PENJELASAN

ATAS

UNDANG-UNDANG REPUBLIK INDONESIA

NOMOR 12 TAHUN 1994

TENTANG PERUBAHAN ATAS UNDANG-UNDANG NOMOR 12 TAHUN 1985 TENTANG PAJAK BUMI DAN BANGUNAN

UMUM

Negara Republik Indonesia adalah negara hukum berdasarkan Pancasila dan Undang Undang Dasar 1945 yang menjunjung tinggi hak dan kewajiban setiap orang, oleh karena itu menempatkan perpajakan sebagai salah satu perwujudan kewajiban kenegaraan dalam kegotongroyongan nasional sebagai peran serta masyarakat dalam membiayai pembangunan.

Sesuai dengan ketentuan Pasal 23 ayat (2) Undang Undang Dasar 1945, ketentuan-ketentuan perpajakan yang merupakan landasan pemungutan pajak ditetapkan dengan Undang-undang. Undang-undang Nomor 12 Tahun 1985 tentang Pajak Bumi dan Bangunan yang berlaku sejak tahun 1986 merupakan landasan hukum dalam pengenaan pajak sehubungan dengan hak atas bumi dan/atau perolehan manfaat atas bumi dan/atau kepemilikan, pengusaan dan/atau perolehan manfaat atas bangunan. Pada hakekatnya, pembayaran Pajak Bumi dan Bangunan merupakan salah satu sarana perwujudan kegotongroyongan nasional dalam pembiayaan negara dan pembangunan nasional, sehingga dalam pengenaannya harus memperhatikan prinsip kepastian hukum, keadilan, dan kesederhanaan serta ditunjang oleh sistem administrasi perpajakan yang memudahkan Wajib Pajak dalam memenuhi kewajiban pembayaran pajak. Setelah hampir satu dasawarsa berlakunya Undang-undang Nomor 12 Tahun 1985, dengan makin meningkatnya kesejahteraan masyarakat dan meningkatnya jumlah Objek Pajak serta untuk menyelaraskan pengenaan pajak dengan amanat dalam Garis-Garis Besar Haluan Negara, dirasakan sudah masanya untuk menyempurnakan Undang-undang Nomor 12 Tahun 1985. Dengan berpegang teguh pada prinsip kepastian hukum dan keadilan, maka arah dan tujuan penyempurnaan Undang-undang ini adalah sebagai berikut :

a. Menunjang kebijaksanaan pemerintah menuju kemandirian bangsa dalam pembiayaan pembangunan yang sumber utamanya berasal dari penerimaan pajak;
b. Lebih memberikan kepastian hukum dan keadilan bagi masyarakat untuk berpartisipasi dalam pembiayaan pembangunan sesuai dengan kemampuannya. Dengan berlandaskan pada arah dan tujuan penyempurnaan tersebut, maka dalam penyempurnaan Undang-undang Nomor 12 Tahun 1985 perlu diatur kembali ketentuan ketentuan mengenai Pajak Bumi dan Bangunan yang dituangkan dalam Undang-undang tentang Perubahan atas Undang-undang Nomor 12 Tahun 1985 tentang Pajak Bumi dan Bangunan, dengan pokok-pokok antara lain sebagai berikut:
a. Untuk lebih memberikan keadilan dalam pengenaan pajak, diatur ketentuan mengenai besarnya Nilai Jual Objek Pajak Tidak Kena Pajak untuk setiap Wajib Pajak;
b. Memperjelas ketentuan mengenai upaya banding ke badan peradilan pajak.

Data Tercatat:
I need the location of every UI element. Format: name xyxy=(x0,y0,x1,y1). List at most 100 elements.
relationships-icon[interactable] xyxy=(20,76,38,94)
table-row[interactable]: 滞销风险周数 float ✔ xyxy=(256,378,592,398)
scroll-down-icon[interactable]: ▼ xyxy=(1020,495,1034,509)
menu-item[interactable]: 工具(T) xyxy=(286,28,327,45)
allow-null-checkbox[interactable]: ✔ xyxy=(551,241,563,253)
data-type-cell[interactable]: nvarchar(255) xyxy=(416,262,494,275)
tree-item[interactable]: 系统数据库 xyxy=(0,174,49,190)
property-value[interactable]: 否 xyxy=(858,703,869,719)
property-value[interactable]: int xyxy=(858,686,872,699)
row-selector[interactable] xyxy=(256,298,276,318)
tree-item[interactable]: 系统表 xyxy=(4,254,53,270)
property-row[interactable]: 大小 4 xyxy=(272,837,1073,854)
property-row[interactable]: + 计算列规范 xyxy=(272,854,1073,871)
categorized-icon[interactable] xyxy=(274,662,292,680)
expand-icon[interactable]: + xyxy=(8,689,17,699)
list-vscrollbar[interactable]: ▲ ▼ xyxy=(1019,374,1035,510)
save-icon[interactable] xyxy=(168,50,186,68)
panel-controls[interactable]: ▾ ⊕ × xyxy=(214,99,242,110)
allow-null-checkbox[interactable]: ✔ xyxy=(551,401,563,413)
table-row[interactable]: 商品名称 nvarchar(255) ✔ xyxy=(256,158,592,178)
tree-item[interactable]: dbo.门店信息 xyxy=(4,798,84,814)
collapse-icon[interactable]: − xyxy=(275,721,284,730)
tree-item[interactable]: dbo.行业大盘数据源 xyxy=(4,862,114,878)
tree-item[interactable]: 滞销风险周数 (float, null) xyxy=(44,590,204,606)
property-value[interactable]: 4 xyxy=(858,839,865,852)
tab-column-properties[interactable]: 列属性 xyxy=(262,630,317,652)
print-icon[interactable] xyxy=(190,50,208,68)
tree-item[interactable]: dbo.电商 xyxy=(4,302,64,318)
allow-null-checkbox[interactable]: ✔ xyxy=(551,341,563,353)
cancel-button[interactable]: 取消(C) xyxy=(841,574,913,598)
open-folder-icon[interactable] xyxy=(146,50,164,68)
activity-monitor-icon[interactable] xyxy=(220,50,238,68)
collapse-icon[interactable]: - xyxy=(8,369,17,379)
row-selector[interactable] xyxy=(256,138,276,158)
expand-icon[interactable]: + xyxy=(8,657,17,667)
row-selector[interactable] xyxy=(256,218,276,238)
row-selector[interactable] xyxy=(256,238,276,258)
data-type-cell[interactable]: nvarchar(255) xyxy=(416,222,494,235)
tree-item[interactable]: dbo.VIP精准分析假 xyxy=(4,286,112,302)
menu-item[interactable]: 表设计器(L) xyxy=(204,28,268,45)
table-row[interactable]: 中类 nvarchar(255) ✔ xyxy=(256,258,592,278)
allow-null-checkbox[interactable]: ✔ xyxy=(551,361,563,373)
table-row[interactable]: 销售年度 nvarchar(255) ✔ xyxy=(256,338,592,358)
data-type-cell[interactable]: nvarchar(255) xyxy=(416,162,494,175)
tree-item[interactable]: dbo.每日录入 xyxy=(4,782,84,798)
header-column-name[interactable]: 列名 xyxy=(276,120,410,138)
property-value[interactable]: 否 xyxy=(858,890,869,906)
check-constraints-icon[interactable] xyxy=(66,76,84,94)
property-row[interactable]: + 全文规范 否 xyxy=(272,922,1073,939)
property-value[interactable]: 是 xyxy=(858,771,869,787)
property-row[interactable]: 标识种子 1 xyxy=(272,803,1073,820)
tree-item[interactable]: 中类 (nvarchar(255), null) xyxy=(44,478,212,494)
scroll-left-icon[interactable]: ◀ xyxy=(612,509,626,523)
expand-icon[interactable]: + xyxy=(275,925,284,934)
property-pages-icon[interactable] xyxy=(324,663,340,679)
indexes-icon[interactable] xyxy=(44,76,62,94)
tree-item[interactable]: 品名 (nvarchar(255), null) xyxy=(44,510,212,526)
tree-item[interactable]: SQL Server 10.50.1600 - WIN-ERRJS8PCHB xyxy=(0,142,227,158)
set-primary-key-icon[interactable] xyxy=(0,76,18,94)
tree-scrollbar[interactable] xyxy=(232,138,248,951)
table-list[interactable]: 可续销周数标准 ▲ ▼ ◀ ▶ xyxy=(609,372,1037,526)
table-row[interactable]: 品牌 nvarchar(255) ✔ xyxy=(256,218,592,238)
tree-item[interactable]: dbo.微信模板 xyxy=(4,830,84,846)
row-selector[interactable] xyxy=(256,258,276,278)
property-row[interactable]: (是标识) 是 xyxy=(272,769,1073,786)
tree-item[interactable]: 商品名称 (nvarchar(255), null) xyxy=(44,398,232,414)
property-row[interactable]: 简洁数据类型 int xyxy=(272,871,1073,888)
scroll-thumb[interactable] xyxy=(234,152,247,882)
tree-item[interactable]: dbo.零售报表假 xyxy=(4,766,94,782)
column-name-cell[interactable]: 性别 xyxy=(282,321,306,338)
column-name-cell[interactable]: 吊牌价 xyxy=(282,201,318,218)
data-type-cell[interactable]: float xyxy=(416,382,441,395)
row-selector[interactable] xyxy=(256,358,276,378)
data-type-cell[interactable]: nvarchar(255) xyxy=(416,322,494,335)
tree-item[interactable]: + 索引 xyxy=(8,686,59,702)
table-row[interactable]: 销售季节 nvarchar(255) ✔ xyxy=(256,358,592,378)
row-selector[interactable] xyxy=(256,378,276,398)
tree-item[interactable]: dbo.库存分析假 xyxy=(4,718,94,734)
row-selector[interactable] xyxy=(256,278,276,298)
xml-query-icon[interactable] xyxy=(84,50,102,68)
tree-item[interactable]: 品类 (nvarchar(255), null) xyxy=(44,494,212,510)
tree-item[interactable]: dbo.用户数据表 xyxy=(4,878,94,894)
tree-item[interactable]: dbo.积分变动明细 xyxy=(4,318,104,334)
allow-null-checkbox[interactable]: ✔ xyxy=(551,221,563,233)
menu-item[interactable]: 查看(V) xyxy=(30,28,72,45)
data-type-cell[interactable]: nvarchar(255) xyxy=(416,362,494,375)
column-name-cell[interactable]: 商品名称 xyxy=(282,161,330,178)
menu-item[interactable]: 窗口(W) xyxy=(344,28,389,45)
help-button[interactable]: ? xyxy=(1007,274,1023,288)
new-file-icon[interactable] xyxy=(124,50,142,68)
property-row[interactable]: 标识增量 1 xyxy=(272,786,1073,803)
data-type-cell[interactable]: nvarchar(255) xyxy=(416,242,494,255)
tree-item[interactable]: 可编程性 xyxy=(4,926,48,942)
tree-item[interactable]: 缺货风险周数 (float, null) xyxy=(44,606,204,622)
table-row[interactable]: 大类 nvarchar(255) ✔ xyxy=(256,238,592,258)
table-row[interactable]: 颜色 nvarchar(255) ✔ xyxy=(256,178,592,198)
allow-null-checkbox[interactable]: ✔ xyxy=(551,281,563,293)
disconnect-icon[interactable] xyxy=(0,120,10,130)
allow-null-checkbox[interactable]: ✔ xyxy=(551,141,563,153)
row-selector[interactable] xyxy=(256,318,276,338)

Petunjuk dan Ketentuan: Menurut teks bacaan tentang Pajak Bumi dan Bangunan, sejak tahun berapa Undang-undang Nomor 12 Tahun 1985 berlaku? Gunakan hanya teks bacaan sebagai sumber jawaban.

Jawaban Latihan: Undang-undang Nomor 12 Tahun 1985 berlaku sejak tahun 1986.